**WORK TO DO**
Reproduce the listing that follows with no differences at all.

(Chart and figure data)
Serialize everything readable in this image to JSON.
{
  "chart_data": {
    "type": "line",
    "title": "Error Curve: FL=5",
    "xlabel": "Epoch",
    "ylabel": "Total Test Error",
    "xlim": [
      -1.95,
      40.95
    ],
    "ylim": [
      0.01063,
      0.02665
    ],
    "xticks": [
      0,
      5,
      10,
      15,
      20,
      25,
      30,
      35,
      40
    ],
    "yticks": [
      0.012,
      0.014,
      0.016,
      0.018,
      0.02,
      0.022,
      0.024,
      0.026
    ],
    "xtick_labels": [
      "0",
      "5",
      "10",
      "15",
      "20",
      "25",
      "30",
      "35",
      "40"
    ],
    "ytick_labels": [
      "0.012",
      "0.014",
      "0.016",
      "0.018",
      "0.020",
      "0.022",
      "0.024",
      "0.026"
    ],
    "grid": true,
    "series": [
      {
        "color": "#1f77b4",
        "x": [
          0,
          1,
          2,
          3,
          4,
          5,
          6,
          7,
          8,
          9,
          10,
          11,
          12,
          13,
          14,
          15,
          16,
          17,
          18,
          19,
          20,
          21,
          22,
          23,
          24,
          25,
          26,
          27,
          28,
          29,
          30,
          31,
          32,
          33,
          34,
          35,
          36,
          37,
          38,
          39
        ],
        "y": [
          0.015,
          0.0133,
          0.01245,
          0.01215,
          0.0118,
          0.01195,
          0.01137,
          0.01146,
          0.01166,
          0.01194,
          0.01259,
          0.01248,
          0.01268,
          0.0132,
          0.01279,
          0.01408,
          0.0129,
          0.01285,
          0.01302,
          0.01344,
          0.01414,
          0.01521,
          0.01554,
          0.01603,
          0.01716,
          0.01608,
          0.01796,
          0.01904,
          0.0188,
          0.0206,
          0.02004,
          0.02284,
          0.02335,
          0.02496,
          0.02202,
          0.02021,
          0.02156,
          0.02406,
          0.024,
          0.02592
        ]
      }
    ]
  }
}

**SOLVED PROBLEM**
Serialize everything readable in this image to JSON.
{
  "chart_data": {
    "type": "line",
    "title": "Error Curve: FL=5",
    "xlabel": "Epoch",
    "ylabel": "Total Test Error",
    "xlim": [
      -1.95,
      40.95
    ],
    "ylim": [
      0.01063,
      0.02665
    ],
    "xticks": [
      0,
      5,
      10,
      15,
      20,
      25,
      30,
      35,
      40
    ],
    "yticks": [
      0.012,
      0.014,
      0.016,
      0.018,
      0.02,
      0.022,
      0.024,
      0.026
    ],
    "xtick_labels": [
      "0",
      "5",
      "10",
      "15",
      "20",
      "25",
      "30",
      "35",
      "40"
    ],
    "ytick_labels": [
      "0.012",
      "0.014",
      "0.016",
      "0.018",
      "0.020",
      "0.022",
      "0.024",
      "0.026"
    ],
    "grid": true,
    "series": [
      {
        "color": "#1f77b4",
        "x": [
          0,
          1,
          2,
          3,
          4,
          5,
          6,
          7,
          8,
          9,
          10,
          11,
          12,
          13,
          14,
          15,
          16,
          17,
          18,
          19,
          20,
          21,
          22,
          23,
          24,
          25,
          26,
          27,
          28,
          29,
          30,
          31,
          32,
          33,
          34,
          35,
          36,
          37,
          38,
          39
        ],
        "y": [
          0.015,
          0.0133,
          0.01245,
          0.01215,
          0.0118,
          0.01195,
          0.01137,
          0.01146,
          0.01166,
          0.01194,
          0.01259,
          0.01248,
          0.01268,
          0.0132,
          0.01279,
          0.01408,
          0.0129,
          0.01285,
          0.01302,
          0.01344,
          0.01414,
          0.01521,
          0.01554,
          0.01603,
          0.01716,
          0.01608,
          0.01796,
          0.01904,
          0.0188,
          0.0206,
          0.02004,
          0.02284,
          0.02335,
          0.02496,
          0.02202,
          0.02021,
          0.02156,
          0.02406,
          0.024,
          0.02592
        ]
      }
    ]
  }
}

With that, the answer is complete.